== Work to be completed ==
In the abstract on Vallisneria natans below, what three levels of water exchange rate were the plants cultured under?
-------- Excerpt to read
Relationships between allometric patterns of the submerged macrophyte Vallisneria natans, its stoichiometric characteristics, and the water exchange rate

Abstract

Hydrological variation is well-known to affect the morphological plasticity of aquatic macrophytes; however, whether these responses are size-dependent (“apparent plasticity”) or not (“real plasticity”) remains unclear, particularly with respect to the water exchange rate (WER). Here, we used allometric analysis to investigate the morphological plasticity and the carbon, nitrogen (N), and phosphorus stoichiometry of the submerged macrophyte Vallisneria natans cultured for 15, 30, 45, and 65 days under three levels of WER (0, 20, and 40% exchange of total volume day−1). We found that the negative effects of a higher WER on plant growth were primarily attributable to a deficiency in dissolved carbon dioxide, which resulted in shorter and thicker roots, smaller leaves (decreased width and length), higher specific leaf area, and lower below-: above-ground biomass ratios. Allometric analyses showed that the changes in root length reflected real plasticity, whereas other root and leaf adjustments indicated apparent plasticity. Furthermore, stoichiometric calculations indicated that N limited the growth of leaf tissues more than root tissues, thereby restricting the potential for real plasticity in leaf morphology. Therefore, V. natans adapts to WER variation largely through apparent plastic responses that can reduce the demand for plant nutrients.
----------------
-------- Stored data
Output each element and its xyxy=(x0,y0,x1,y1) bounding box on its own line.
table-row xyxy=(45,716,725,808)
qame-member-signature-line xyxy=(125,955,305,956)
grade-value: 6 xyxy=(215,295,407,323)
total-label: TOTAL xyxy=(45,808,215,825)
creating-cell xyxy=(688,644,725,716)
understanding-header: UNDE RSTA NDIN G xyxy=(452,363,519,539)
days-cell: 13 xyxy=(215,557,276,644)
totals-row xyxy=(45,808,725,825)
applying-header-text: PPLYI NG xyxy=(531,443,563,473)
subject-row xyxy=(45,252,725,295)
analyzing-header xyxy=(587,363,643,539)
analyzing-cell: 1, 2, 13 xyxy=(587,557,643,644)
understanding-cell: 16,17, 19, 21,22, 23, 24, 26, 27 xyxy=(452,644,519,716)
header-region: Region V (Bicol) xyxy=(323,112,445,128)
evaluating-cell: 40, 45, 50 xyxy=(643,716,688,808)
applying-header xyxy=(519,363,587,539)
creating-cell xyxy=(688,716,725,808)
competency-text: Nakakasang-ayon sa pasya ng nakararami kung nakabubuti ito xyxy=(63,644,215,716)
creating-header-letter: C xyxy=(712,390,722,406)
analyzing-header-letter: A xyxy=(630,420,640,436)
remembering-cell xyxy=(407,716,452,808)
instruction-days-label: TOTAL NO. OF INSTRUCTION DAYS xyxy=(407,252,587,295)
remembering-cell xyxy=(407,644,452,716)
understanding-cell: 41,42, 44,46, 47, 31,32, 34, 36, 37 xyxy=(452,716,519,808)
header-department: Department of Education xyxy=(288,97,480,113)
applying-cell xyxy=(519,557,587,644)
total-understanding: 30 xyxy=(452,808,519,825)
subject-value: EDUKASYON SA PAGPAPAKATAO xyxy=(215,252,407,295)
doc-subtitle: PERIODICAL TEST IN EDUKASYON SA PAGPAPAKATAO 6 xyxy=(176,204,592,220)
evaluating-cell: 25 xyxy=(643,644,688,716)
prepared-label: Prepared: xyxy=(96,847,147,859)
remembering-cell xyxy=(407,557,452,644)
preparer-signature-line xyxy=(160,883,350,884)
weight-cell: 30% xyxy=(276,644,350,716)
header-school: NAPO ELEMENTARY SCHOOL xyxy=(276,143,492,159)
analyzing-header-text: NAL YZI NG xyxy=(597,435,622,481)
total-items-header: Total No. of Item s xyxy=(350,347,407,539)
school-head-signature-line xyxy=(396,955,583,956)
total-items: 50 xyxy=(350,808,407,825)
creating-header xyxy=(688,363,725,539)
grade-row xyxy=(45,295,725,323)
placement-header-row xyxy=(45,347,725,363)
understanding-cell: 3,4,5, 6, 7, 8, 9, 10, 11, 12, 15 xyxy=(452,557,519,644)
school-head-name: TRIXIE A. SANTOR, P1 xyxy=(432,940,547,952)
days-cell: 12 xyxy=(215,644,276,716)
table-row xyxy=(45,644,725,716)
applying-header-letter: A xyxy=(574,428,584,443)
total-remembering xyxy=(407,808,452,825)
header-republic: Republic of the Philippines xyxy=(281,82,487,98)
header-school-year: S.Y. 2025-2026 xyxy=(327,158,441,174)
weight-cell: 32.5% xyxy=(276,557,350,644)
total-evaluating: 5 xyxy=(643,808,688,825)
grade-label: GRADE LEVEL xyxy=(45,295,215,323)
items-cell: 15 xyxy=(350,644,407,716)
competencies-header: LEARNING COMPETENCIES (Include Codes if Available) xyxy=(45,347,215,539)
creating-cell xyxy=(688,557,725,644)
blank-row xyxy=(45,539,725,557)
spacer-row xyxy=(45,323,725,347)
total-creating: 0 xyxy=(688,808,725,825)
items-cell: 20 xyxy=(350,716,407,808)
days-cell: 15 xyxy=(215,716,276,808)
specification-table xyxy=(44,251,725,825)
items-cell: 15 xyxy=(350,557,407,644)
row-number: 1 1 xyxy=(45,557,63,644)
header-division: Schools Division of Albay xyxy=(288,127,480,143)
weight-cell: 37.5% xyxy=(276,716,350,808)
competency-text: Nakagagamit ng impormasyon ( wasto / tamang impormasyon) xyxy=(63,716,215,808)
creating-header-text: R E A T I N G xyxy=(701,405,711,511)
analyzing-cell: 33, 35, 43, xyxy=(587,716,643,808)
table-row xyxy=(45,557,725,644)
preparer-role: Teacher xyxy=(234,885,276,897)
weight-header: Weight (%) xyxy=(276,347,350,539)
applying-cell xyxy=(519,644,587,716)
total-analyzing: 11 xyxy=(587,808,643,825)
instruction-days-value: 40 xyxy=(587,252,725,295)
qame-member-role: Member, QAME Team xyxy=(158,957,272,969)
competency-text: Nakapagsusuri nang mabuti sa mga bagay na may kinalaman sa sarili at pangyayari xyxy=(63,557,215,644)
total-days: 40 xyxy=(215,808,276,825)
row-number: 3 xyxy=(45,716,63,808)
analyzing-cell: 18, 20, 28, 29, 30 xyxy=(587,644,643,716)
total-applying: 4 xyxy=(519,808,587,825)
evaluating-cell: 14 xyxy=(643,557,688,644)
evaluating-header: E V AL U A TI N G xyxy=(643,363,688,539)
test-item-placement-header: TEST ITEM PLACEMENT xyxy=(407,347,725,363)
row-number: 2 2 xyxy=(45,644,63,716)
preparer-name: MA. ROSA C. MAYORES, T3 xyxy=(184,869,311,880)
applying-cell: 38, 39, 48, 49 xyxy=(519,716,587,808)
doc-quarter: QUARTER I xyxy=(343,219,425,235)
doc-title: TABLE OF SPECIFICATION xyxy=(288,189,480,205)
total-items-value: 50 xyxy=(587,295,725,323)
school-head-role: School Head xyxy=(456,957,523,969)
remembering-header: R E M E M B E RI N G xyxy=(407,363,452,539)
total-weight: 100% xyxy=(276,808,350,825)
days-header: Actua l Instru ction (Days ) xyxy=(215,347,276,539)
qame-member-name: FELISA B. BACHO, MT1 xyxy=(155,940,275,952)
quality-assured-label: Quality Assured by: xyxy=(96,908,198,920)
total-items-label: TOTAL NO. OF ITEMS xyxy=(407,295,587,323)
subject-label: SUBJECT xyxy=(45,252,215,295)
----------------
== Problem solution ==
0, 20, and 40% exchange of total volume day−1.